### [GIVEN INFORMATION]
|---|
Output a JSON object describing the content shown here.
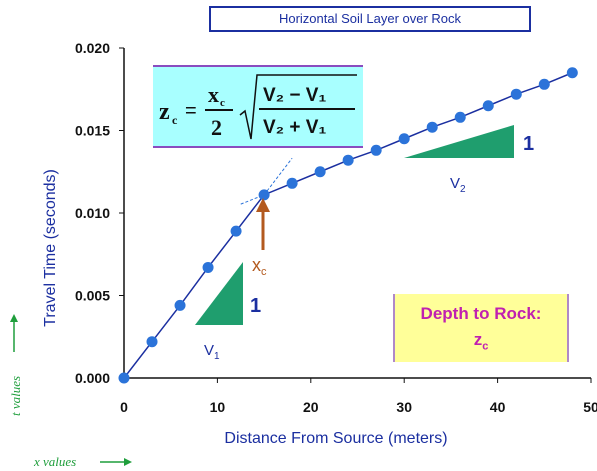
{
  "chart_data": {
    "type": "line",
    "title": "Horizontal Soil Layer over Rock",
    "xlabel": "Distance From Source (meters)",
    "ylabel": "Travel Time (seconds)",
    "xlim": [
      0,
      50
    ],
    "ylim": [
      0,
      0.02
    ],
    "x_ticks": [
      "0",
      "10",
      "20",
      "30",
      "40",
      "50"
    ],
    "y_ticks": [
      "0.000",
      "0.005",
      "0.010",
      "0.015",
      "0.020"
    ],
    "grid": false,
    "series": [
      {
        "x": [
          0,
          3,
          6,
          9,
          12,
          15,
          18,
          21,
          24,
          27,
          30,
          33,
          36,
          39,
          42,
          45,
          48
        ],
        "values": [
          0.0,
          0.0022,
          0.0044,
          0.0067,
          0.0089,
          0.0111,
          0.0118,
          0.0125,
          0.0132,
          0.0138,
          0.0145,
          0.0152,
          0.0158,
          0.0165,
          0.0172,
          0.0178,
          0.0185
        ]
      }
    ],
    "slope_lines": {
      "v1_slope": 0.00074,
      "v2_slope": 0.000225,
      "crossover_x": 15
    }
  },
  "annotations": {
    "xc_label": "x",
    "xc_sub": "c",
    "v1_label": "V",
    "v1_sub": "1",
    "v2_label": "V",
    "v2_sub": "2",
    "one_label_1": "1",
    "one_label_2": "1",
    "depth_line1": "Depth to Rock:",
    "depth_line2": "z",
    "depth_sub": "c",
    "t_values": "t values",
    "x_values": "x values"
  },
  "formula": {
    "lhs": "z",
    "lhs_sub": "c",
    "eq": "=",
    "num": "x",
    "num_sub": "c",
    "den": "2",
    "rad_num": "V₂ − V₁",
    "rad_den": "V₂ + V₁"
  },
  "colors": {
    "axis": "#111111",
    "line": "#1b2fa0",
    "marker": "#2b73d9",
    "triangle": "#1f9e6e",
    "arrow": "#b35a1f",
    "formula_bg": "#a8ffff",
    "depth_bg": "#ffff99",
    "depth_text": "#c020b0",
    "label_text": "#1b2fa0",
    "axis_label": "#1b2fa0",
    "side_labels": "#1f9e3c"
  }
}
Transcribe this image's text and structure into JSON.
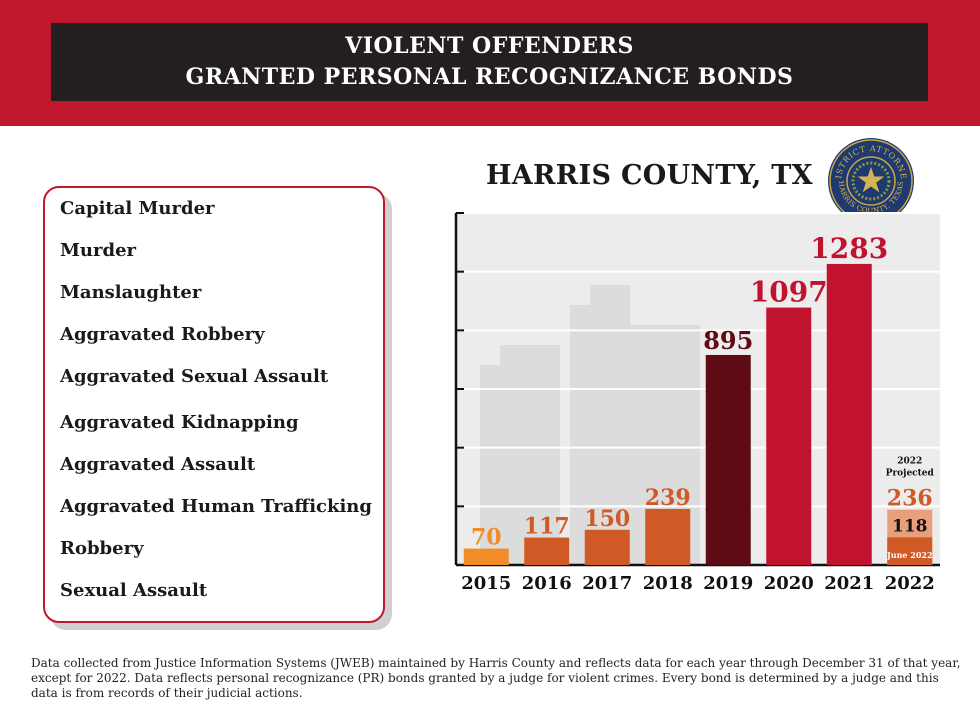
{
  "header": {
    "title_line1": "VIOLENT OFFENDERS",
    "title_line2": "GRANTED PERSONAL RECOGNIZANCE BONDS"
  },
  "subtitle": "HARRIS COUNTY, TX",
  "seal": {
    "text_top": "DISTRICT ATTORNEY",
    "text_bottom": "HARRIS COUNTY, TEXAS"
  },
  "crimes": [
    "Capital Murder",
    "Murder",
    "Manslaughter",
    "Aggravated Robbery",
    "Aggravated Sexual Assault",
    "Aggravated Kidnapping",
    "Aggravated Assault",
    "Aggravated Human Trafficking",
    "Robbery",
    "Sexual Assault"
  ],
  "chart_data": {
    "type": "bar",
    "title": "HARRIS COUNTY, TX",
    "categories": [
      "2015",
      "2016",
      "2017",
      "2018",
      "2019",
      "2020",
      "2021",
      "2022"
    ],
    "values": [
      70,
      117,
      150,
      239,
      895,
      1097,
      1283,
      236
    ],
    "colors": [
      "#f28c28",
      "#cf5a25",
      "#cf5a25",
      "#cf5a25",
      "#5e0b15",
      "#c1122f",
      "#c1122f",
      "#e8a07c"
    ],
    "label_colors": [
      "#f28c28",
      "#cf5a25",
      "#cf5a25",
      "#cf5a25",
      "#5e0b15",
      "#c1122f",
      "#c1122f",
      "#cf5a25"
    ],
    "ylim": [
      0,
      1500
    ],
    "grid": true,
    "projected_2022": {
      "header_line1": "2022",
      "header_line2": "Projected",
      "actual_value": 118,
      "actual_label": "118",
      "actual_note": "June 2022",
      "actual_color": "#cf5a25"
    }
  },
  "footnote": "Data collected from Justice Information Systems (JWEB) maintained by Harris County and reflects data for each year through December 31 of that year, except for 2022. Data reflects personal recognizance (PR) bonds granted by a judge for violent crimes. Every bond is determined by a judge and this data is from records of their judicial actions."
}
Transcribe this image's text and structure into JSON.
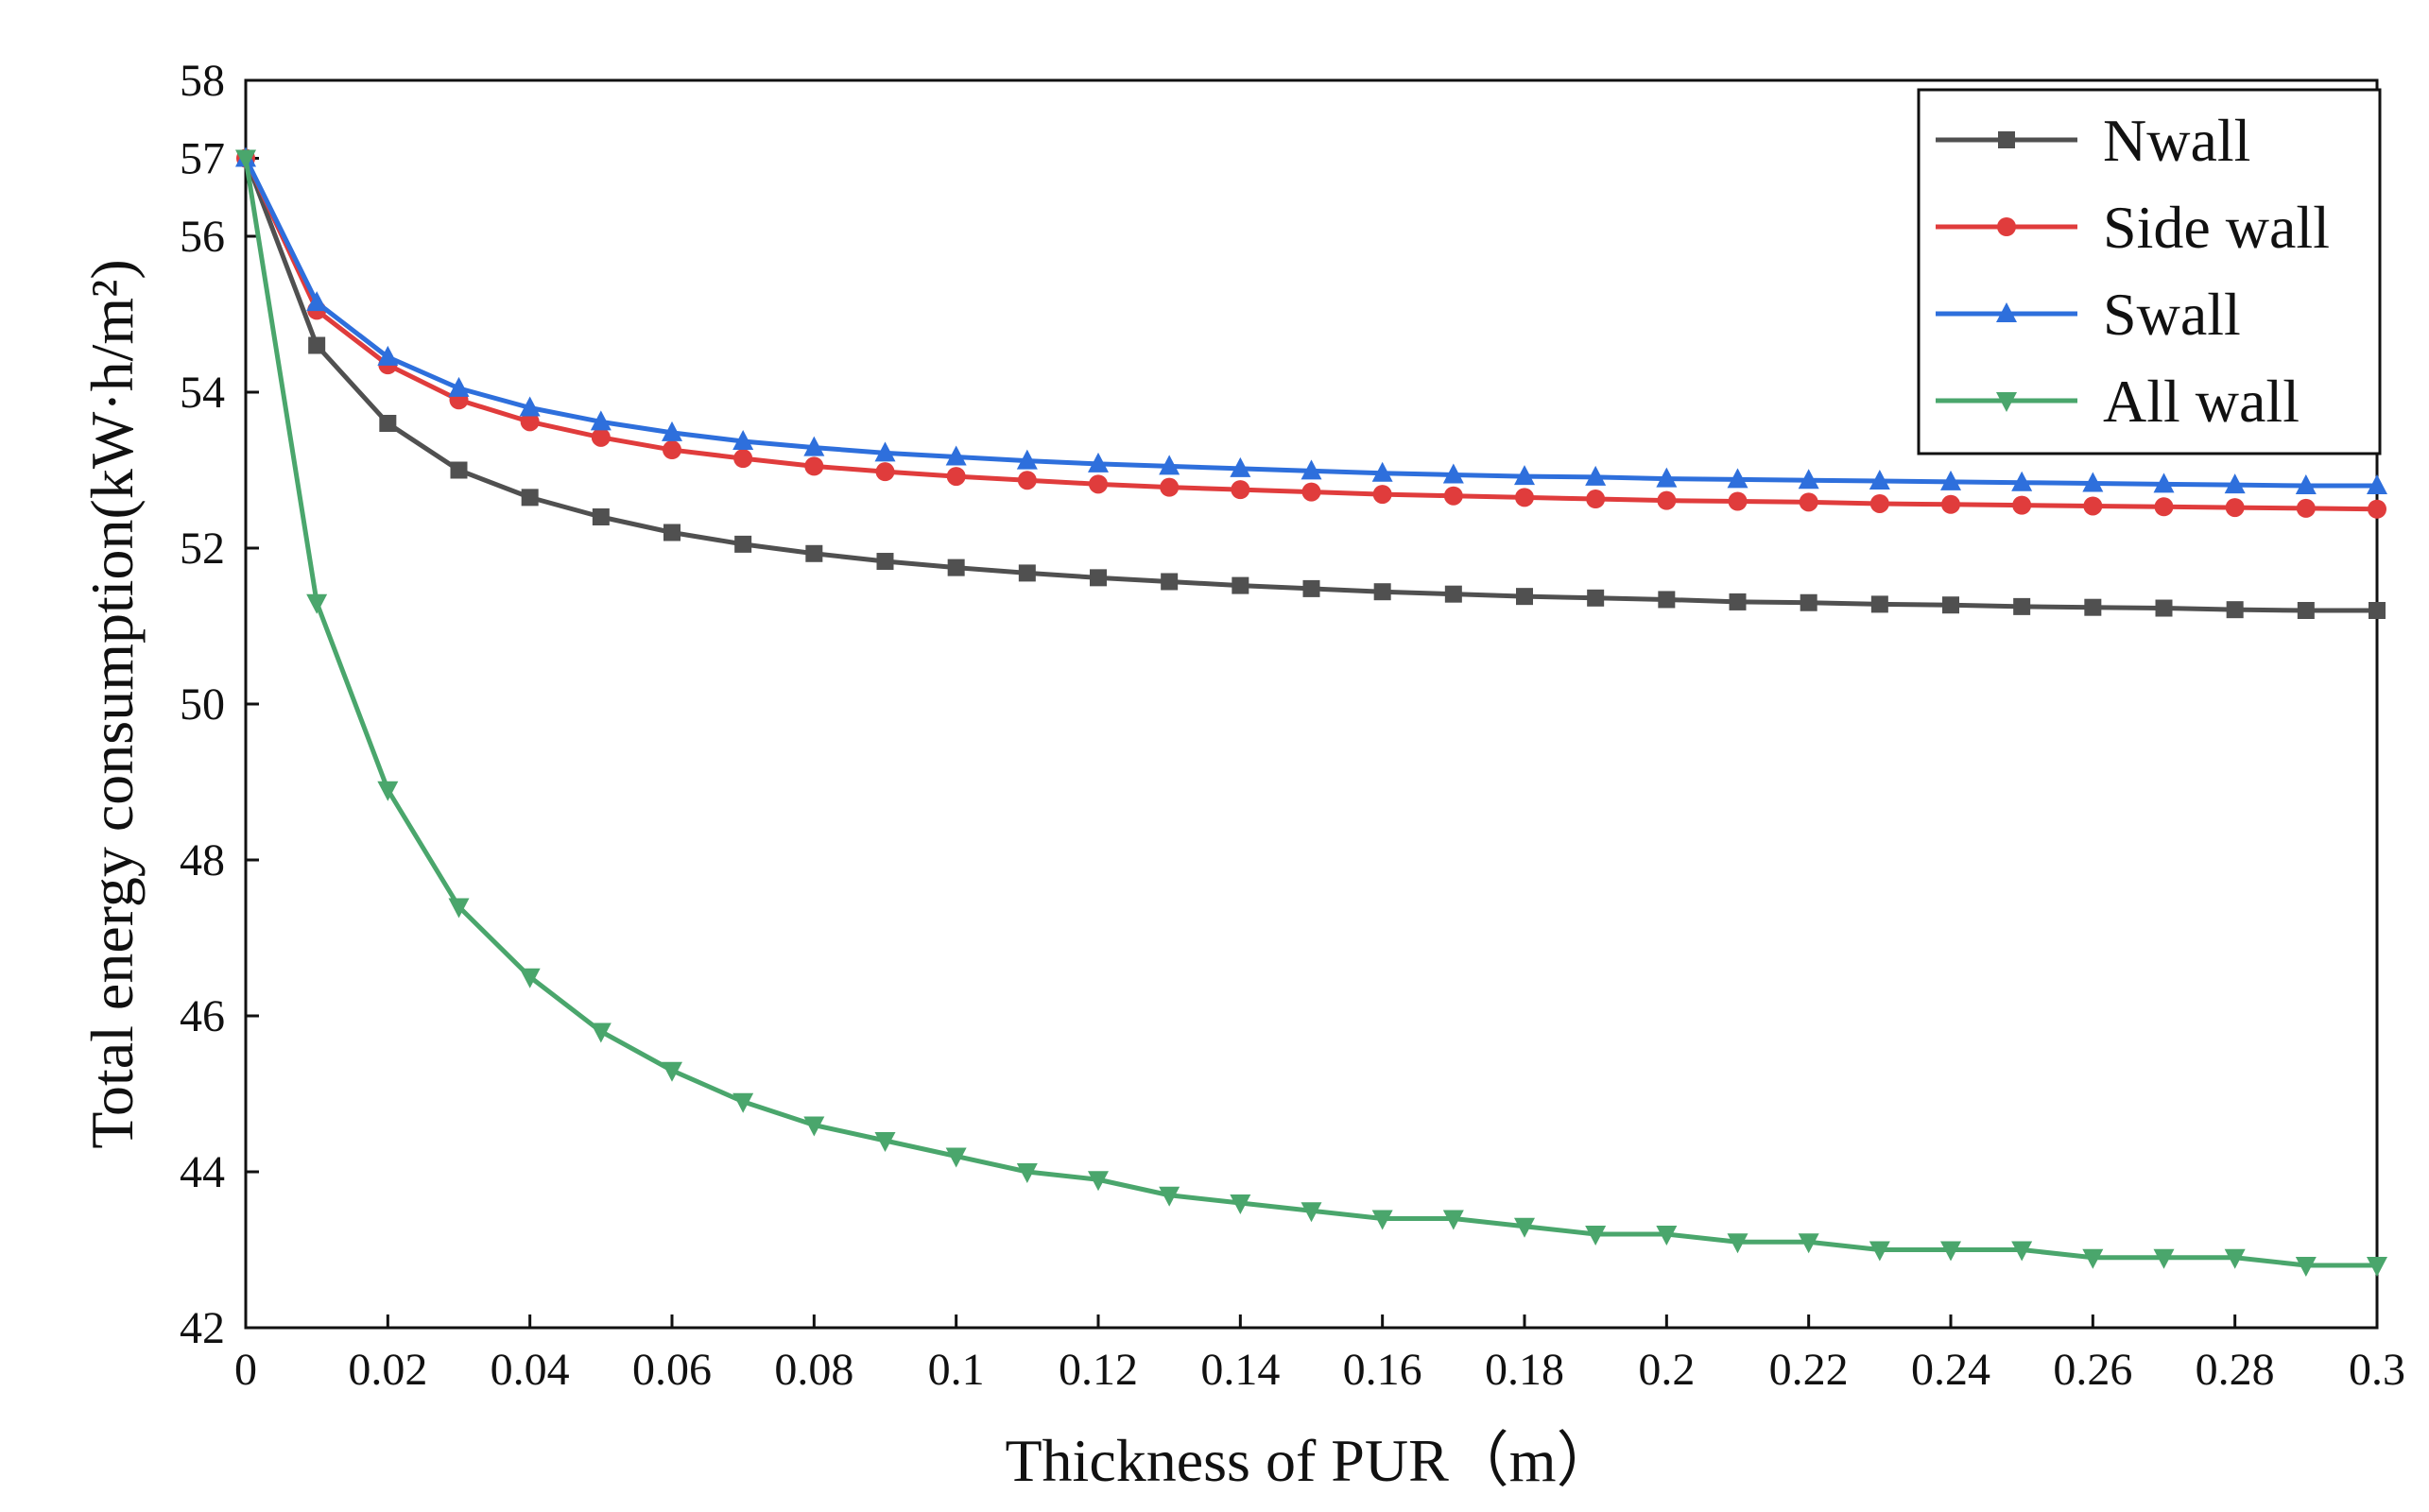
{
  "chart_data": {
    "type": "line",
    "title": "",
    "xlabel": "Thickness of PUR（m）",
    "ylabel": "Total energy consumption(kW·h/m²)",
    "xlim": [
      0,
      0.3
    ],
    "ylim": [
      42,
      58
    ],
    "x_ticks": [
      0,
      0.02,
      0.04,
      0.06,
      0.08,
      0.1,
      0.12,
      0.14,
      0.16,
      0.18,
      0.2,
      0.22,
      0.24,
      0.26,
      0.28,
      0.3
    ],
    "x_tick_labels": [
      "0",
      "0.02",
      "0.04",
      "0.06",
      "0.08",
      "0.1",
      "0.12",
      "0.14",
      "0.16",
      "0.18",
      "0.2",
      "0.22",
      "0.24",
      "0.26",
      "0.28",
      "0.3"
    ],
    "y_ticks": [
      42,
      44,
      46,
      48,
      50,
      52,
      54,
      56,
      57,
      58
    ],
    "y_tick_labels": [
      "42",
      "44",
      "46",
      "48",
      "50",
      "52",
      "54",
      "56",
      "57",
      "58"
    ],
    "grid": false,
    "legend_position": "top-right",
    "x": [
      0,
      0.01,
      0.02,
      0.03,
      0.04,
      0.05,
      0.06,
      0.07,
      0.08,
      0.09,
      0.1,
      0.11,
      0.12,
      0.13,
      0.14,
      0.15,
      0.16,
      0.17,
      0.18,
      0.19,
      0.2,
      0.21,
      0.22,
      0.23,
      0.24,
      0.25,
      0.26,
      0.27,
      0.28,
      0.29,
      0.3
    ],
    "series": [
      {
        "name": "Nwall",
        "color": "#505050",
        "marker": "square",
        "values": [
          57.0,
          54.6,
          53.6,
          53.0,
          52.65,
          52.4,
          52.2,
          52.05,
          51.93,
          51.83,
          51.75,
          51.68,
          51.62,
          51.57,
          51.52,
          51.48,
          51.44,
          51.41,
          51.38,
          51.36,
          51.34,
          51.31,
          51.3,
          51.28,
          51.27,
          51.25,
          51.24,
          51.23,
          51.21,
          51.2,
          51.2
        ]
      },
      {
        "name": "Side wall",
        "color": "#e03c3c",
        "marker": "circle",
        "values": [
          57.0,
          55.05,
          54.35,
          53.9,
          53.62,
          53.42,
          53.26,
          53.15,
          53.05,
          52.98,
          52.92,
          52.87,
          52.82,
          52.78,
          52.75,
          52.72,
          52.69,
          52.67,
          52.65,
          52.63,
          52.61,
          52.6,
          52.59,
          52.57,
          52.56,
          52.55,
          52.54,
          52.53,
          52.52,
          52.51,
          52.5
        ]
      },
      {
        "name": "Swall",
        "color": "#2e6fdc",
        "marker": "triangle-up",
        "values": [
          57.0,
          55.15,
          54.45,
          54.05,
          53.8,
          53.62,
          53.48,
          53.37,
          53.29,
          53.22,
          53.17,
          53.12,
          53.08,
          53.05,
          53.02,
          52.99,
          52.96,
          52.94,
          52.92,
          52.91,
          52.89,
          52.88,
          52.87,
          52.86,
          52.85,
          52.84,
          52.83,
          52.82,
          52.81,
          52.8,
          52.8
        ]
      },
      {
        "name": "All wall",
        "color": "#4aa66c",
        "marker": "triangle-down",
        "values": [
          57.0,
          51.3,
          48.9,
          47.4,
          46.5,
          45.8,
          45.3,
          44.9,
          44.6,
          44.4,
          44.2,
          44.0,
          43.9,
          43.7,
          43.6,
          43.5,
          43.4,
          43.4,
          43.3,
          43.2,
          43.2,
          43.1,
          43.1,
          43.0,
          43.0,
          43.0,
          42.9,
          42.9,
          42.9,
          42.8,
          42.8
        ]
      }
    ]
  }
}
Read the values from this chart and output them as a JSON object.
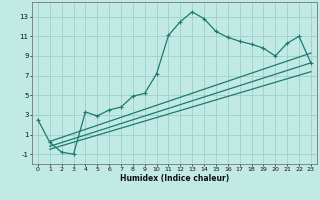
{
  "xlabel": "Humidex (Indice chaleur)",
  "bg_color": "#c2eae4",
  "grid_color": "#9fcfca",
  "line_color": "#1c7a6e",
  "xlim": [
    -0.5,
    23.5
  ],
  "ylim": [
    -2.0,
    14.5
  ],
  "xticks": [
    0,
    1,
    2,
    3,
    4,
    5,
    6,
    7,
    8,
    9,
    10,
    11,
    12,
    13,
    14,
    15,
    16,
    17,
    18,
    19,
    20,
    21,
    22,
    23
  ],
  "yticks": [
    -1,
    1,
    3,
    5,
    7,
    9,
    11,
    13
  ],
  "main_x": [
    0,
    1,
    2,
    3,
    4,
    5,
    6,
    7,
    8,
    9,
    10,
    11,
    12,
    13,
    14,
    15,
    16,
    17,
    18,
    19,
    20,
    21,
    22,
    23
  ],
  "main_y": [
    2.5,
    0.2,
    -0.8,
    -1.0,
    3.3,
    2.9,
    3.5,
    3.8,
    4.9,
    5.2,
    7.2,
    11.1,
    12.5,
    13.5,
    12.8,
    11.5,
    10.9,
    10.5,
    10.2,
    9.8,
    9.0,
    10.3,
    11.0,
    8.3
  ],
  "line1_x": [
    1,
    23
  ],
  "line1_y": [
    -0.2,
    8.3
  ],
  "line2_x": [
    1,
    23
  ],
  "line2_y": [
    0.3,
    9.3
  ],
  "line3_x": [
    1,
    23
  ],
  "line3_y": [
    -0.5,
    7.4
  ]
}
|---|
### [YOUR GOAL]
In the records above, find the line with "Read the values" and copy from it through the last line exactly, without the pictures.

### [FULL RESPONSE]
Read the values from this chart and output them as a JSON object.
{
  "xlabel": "Humidex (Indice chaleur)",
  "bg_color": "#c2eae4",
  "grid_color": "#9fcfca",
  "line_color": "#1c7a6e",
  "xlim": [
    -0.5,
    23.5
  ],
  "ylim": [
    -2.0,
    14.5
  ],
  "xticks": [
    0,
    1,
    2,
    3,
    4,
    5,
    6,
    7,
    8,
    9,
    10,
    11,
    12,
    13,
    14,
    15,
    16,
    17,
    18,
    19,
    20,
    21,
    22,
    23
  ],
  "yticks": [
    -1,
    1,
    3,
    5,
    7,
    9,
    11,
    13
  ],
  "main_x": [
    0,
    1,
    2,
    3,
    4,
    5,
    6,
    7,
    8,
    9,
    10,
    11,
    12,
    13,
    14,
    15,
    16,
    17,
    18,
    19,
    20,
    21,
    22,
    23
  ],
  "main_y": [
    2.5,
    0.2,
    -0.8,
    -1.0,
    3.3,
    2.9,
    3.5,
    3.8,
    4.9,
    5.2,
    7.2,
    11.1,
    12.5,
    13.5,
    12.8,
    11.5,
    10.9,
    10.5,
    10.2,
    9.8,
    9.0,
    10.3,
    11.0,
    8.3
  ],
  "line1_x": [
    1,
    23
  ],
  "line1_y": [
    -0.2,
    8.3
  ],
  "line2_x": [
    1,
    23
  ],
  "line2_y": [
    0.3,
    9.3
  ],
  "line3_x": [
    1,
    23
  ],
  "line3_y": [
    -0.5,
    7.4
  ]
}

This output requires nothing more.